- STATED GOAL: Return all of the entries exactly, with nothing added or left out.

****************************************

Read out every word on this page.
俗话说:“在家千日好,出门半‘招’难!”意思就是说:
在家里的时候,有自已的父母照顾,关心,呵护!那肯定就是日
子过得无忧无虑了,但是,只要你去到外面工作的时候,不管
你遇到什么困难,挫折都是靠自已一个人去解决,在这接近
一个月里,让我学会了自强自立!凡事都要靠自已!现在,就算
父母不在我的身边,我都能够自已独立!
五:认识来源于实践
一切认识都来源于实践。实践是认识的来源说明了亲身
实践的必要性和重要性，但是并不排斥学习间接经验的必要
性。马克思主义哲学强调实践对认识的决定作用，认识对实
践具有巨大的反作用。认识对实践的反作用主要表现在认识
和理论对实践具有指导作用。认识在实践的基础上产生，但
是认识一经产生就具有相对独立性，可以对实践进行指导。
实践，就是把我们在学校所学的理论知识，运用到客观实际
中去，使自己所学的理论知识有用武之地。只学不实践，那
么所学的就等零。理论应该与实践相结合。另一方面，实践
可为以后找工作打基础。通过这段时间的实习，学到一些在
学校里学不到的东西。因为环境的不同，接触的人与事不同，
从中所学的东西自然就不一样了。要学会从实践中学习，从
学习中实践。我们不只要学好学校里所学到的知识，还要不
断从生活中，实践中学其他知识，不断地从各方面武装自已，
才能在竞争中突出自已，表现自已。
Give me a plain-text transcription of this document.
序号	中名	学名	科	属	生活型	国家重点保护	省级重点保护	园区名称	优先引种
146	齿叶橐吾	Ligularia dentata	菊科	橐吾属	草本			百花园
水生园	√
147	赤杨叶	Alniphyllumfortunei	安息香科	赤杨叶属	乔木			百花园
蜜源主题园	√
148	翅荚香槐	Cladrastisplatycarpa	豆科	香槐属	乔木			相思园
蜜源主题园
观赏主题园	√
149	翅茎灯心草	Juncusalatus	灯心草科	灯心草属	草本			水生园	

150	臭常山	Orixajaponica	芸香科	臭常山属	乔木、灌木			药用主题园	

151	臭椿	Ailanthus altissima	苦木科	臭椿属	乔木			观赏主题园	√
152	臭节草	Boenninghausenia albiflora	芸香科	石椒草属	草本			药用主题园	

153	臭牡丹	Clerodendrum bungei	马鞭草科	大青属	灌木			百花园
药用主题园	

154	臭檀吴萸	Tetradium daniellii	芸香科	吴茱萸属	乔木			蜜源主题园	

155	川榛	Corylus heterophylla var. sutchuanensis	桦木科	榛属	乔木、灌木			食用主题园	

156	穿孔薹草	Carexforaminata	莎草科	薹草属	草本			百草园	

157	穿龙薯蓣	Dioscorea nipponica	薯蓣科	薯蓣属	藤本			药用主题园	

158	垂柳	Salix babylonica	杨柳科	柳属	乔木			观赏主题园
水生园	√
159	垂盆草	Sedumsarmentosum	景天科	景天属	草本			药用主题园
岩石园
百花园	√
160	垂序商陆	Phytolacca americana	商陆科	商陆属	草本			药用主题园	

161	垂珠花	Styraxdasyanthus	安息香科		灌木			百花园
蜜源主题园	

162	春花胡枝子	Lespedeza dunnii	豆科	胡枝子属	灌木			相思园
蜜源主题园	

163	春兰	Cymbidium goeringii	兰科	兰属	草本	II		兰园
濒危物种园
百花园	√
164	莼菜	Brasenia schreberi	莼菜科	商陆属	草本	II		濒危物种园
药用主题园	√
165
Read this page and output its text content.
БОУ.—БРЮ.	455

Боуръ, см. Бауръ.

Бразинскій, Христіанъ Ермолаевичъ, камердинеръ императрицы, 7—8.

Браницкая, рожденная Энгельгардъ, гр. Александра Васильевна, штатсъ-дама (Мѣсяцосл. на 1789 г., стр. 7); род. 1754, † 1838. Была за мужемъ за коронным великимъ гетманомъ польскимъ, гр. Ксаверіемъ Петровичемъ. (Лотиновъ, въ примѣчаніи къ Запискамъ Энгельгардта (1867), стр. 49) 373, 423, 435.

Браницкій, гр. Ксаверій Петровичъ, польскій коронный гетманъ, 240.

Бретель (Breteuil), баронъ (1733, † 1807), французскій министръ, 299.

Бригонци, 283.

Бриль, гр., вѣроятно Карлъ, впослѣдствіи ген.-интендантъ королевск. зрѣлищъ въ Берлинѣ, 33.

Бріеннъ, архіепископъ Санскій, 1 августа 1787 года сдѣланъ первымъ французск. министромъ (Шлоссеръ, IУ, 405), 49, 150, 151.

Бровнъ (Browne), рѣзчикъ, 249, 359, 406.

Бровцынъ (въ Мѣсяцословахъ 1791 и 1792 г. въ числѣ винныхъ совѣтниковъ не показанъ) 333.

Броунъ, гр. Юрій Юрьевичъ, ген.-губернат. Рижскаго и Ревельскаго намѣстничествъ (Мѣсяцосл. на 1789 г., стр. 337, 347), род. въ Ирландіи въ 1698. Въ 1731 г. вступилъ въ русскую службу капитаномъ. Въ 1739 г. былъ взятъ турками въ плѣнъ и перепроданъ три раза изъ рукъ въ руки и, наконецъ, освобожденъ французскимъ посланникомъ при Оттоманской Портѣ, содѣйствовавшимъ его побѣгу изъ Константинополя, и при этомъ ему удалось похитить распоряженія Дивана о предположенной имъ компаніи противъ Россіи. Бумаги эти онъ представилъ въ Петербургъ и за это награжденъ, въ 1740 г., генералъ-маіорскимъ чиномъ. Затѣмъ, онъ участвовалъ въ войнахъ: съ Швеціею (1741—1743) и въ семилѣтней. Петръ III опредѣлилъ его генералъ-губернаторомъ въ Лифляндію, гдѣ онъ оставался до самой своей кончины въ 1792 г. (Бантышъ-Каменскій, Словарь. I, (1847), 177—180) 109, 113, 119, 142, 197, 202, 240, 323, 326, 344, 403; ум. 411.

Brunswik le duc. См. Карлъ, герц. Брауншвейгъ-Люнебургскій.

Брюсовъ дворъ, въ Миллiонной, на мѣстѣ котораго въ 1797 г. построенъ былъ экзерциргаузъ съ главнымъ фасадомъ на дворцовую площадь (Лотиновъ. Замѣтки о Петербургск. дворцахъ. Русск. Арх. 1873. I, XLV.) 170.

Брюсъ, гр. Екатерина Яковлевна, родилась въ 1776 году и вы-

****************************************

- COMPLETED EXERCISE:
Read out every word on this page.
俗话说:“在家千日好,出门半‘招’难!”意思就是说:
在家里的时候,有自已的父母照顾,关心,呵护!那肯定就是日
子过得无忧无虑了,但是,只要你去到外面工作的时候,不管
你遇到什么困难,挫折都是靠自已一个人去解决,在这接近
一个月里,让我学会了自强自立!凡事都要靠自已!现在,就算
父母不在我的身边,我都能够自已独立!
五:认识来源于实践
一切认识都来源于实践。实践是认识的来源说明了亲身
实践的必要性和重要性，但是并不排斥学习间接经验的必要
性。马克思主义哲学强调实践对认识的决定作用，认识对实
践具有巨大的反作用。认识对实践的反作用主要表现在认识
和理论对实践具有指导作用。认识在实践的基础上产生，但
是认识一经产生就具有相对独立性，可以对实践进行指导。
实践，就是把我们在学校所学的理论知识，运用到客观实际
中去，使自己所学的理论知识有用武之地。只学不实践，那
么所学的就等零。理论应该与实践相结合。另一方面，实践
可为以后找工作打基础。通过这段时间的实习，学到一些在
学校里学不到的东西。因为环境的不同，接触的人与事不同，
从中所学的东西自然就不一样了。要学会从实践中学习，从
学习中实践。我们不只要学好学校里所学到的知识，还要不
断从生活中，实践中学其他知识，不断地从各方面武装自已，
才能在竞争中突出自已，表现自已。
Give me a plain-text transcription of this document.
序号	中名	学名	科	属	生活型	国家重点保护	省级重点保护	园区名称	优先引种
146	齿叶橐吾	Ligularia dentata	菊科	橐吾属	草本			百花园
水生园	√
147	赤杨叶	Alniphyllumfortunei	安息香科	赤杨叶属	乔木			百花园
蜜源主题园	√
148	翅荚香槐	Cladrastisplatycarpa	豆科	香槐属	乔木			相思园
蜜源主题园
观赏主题园	√
149	翅茎灯心草	Juncusalatus	灯心草科	灯心草属	草本			水生园	

150	臭常山	Orixajaponica	芸香科	臭常山属	乔木、灌木			药用主题园	

151	臭椿	Ailanthus altissima	苦木科	臭椿属	乔木			观赏主题园	√
152	臭节草	Boenninghausenia albiflora	芸香科	石椒草属	草本			药用主题园	

153	臭牡丹	Clerodendrum bungei	马鞭草科	大青属	灌木			百花园
药用主题园	

154	臭檀吴萸	Tetradium daniellii	芸香科	吴茱萸属	乔木			蜜源主题园	

155	川榛	Corylus heterophylla var. sutchuanensis	桦木科	榛属	乔木、灌木			食用主题园	

156	穿孔薹草	Carexforaminata	莎草科	薹草属	草本			百草园	

157	穿龙薯蓣	Dioscorea nipponica	薯蓣科	薯蓣属	藤本			药用主题园	

158	垂柳	Salix babylonica	杨柳科	柳属	乔木			观赏主题园
水生园	√
159	垂盆草	Sedumsarmentosum	景天科	景天属	草本			药用主题园
岩石园
百花园	√
160	垂序商陆	Phytolacca americana	商陆科	商陆属	草本			药用主题园	

161	垂珠花	Styraxdasyanthus	安息香科		灌木			百花园
蜜源主题园	

162	春花胡枝子	Lespedeza dunnii	豆科	胡枝子属	灌木			相思园
蜜源主题园	

163	春兰	Cymbidium goeringii	兰科	兰属	草本	II		兰园
濒危物种园
百花园	√
164	莼菜	Brasenia schreberi	莼菜科	商陆属	草本	II		濒危物种园
药用主题园	√
165
Read this page and output its text content.
БОУ.—БРЮ.	455

Боуръ, см. Бауръ.

Бразинскій, Христіанъ Ермолаевичъ, камердинеръ императрицы, 7—8.

Браницкая, рожденная Энгельгардъ, гр. Александра Васильевна, штатсъ-дама (Мѣсяцосл. на 1789 г., стр. 7); род. 1754, † 1838. Была за мужемъ за коронным великимъ гетманомъ польскимъ, гр. Ксаверіемъ Петровичемъ. (Лотиновъ, въ примѣчаніи къ Запискамъ Энгельгардта (1867), стр. 49) 373, 423, 435.

Браницкій, гр. Ксаверій Петровичъ, польскій коронный гетманъ, 240.

Бретель (Breteuil), баронъ (1733, † 1807), французскій министръ, 299.

Бригонци, 283.

Бриль, гр., вѣроятно Карлъ, впослѣдствіи ген.-интендантъ королевск. зрѣлищъ въ Берлинѣ, 33.

Бріеннъ, архіепископъ Санскій, 1 августа 1787 года сдѣланъ первымъ французск. министромъ (Шлоссеръ, IУ, 405), 49, 150, 151.

Бровнъ (Browne), рѣзчикъ, 249, 359, 406.

Бровцынъ (въ Мѣсяцословахъ 1791 и 1792 г. въ числѣ винныхъ совѣтниковъ не показанъ) 333.

Броунъ, гр. Юрій Юрьевичъ, ген.-губернат. Рижскаго и Ревельскаго намѣстничествъ (Мѣсяцосл. на 1789 г., стр. 337, 347), род. въ Ирландіи въ 1698. Въ 1731 г. вступилъ въ русскую службу капитаномъ. Въ 1739 г. былъ взятъ турками въ плѣнъ и перепроданъ три раза изъ рукъ въ руки и, наконецъ, освобожденъ французскимъ посланникомъ при Оттоманской Портѣ, содѣйствовавшимъ его побѣгу изъ Константинополя, и при этомъ ему удалось похитить распоряженія Дивана о предположенной имъ компаніи противъ Россіи. Бумаги эти онъ представилъ въ Петербургъ и за это награжденъ, въ 1740 г., генералъ-маіорскимъ чиномъ. Затѣмъ, онъ участвовалъ въ войнахъ: съ Швеціею (1741—1743) и въ семилѣтней. Петръ III опредѣлилъ его генералъ-губернаторомъ въ Лифляндію, гдѣ онъ оставался до самой своей кончины въ 1792 г. (Бантышъ-Каменскій, Словарь. I, (1847), 177—180) 109, 113, 119, 142, 197, 202, 240, 323, 326, 344, 403; ум. 411.

Brunswik le duc. См. Карлъ, герц. Брауншвейгъ-Люнебургскій.

Брюсовъ дворъ, въ Миллiонной, на мѣстѣ котораго въ 1797 г. построенъ былъ экзерциргаузъ съ главнымъ фасадомъ на дворцовую площадь (Лотиновъ. Замѣтки о Петербургск. дворцахъ. Русск. Арх. 1873. I, XLV.) 170.

Брюсъ, гр. Екатерина Яковлевна, родилась въ 1776 году и вы-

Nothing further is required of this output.